**WORK TO BE COMPLETED**
Reproduce every row below verbatim, with no changes.
======== SUPPLIED ENTRIES
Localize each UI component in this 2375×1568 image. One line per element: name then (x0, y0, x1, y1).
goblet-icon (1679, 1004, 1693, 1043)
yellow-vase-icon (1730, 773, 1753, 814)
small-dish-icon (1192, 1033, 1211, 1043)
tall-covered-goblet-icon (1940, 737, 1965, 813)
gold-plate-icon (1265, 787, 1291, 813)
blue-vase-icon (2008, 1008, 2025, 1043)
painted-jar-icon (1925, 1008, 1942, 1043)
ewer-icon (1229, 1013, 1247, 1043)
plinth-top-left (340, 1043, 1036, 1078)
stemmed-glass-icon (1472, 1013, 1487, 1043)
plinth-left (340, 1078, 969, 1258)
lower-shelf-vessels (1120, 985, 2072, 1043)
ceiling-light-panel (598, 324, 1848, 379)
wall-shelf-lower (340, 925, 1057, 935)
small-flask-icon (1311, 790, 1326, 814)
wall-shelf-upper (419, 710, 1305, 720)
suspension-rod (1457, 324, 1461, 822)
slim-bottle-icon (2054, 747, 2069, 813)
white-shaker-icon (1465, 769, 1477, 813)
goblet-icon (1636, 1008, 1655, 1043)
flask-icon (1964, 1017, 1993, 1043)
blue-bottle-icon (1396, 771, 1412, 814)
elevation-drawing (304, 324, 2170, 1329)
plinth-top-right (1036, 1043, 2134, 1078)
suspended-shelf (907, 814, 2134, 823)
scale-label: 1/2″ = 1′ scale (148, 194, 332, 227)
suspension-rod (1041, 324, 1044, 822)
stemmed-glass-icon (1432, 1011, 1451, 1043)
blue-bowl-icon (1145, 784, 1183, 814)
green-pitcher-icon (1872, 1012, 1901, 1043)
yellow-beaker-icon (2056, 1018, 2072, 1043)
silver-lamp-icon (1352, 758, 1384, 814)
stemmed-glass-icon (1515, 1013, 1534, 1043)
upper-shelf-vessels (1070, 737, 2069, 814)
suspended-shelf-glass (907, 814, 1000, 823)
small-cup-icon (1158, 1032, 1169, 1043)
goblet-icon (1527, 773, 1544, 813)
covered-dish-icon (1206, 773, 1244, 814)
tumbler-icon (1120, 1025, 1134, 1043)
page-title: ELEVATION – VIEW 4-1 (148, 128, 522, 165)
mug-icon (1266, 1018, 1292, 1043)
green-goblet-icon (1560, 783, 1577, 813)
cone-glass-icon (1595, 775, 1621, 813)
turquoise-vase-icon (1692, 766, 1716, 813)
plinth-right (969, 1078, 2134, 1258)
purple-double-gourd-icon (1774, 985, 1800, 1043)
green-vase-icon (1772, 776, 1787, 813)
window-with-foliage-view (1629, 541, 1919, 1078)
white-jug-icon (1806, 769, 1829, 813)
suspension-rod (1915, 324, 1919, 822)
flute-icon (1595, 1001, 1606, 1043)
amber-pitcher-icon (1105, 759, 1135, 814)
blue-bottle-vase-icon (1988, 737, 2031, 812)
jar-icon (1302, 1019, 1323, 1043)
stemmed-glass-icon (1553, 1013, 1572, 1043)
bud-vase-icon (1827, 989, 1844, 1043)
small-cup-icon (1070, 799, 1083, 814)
================
**SOLUTION**
Localize each UI component in this 2375×1568 image. One line per element: name then (x0, y0, x1, y1).
goblet-icon (1679, 1004, 1693, 1043)
yellow-vase-icon (1730, 773, 1753, 814)
small-dish-icon (1192, 1033, 1211, 1043)
tall-covered-goblet-icon (1940, 737, 1965, 813)
gold-plate-icon (1265, 787, 1291, 813)
blue-vase-icon (2008, 1008, 2025, 1043)
painted-jar-icon (1925, 1008, 1942, 1043)
ewer-icon (1229, 1013, 1247, 1043)
plinth-top-left (340, 1043, 1036, 1078)
stemmed-glass-icon (1472, 1013, 1487, 1043)
plinth-left (340, 1078, 969, 1258)
lower-shelf-vessels (1120, 985, 2072, 1043)
ceiling-light-panel (598, 324, 1848, 379)
wall-shelf-lower (340, 925, 1057, 935)
small-flask-icon (1311, 790, 1326, 814)
wall-shelf-upper (419, 710, 1305, 720)
suspension-rod (1457, 324, 1461, 822)
slim-bottle-icon (2054, 747, 2069, 813)
white-shaker-icon (1465, 769, 1477, 813)
goblet-icon (1636, 1008, 1655, 1043)
flask-icon (1964, 1017, 1993, 1043)
blue-bottle-icon (1396, 771, 1412, 814)
elevation-drawing (304, 324, 2170, 1329)
plinth-top-right (1036, 1043, 2134, 1078)
suspended-shelf (907, 814, 2134, 823)
scale-label: 1/2″ = 1′ scale (148, 194, 332, 227)
suspension-rod (1041, 324, 1044, 822)
stemmed-glass-icon (1432, 1011, 1451, 1043)
blue-bowl-icon (1145, 784, 1183, 814)
green-pitcher-icon (1872, 1012, 1901, 1043)
yellow-beaker-icon (2056, 1018, 2072, 1043)
silver-lamp-icon (1352, 758, 1384, 814)
stemmed-glass-icon (1515, 1013, 1534, 1043)
upper-shelf-vessels (1070, 737, 2069, 814)
suspended-shelf-glass (907, 814, 1000, 823)
small-cup-icon (1158, 1032, 1169, 1043)
goblet-icon (1527, 773, 1544, 813)
covered-dish-icon (1206, 773, 1244, 814)
tumbler-icon (1120, 1025, 1134, 1043)
page-title: ELEVATION – VIEW 4-1 (148, 128, 522, 165)
mug-icon (1266, 1018, 1292, 1043)
green-goblet-icon (1560, 783, 1577, 813)
cone-glass-icon (1595, 775, 1621, 813)
turquoise-vase-icon (1692, 766, 1716, 813)
plinth-right (969, 1078, 2134, 1258)
purple-double-gourd-icon (1774, 985, 1800, 1043)
green-vase-icon (1772, 776, 1787, 813)
window-with-foliage-view (1629, 541, 1919, 1078)
white-jug-icon (1806, 769, 1829, 813)
suspension-rod (1915, 324, 1919, 822)
flute-icon (1595, 1001, 1606, 1043)
amber-pitcher-icon (1105, 759, 1135, 814)
blue-bottle-vase-icon (1988, 737, 2031, 812)
jar-icon (1302, 1019, 1323, 1043)
stemmed-glass-icon (1553, 1013, 1572, 1043)
bud-vase-icon (1827, 989, 1844, 1043)
small-cup-icon (1070, 799, 1083, 814)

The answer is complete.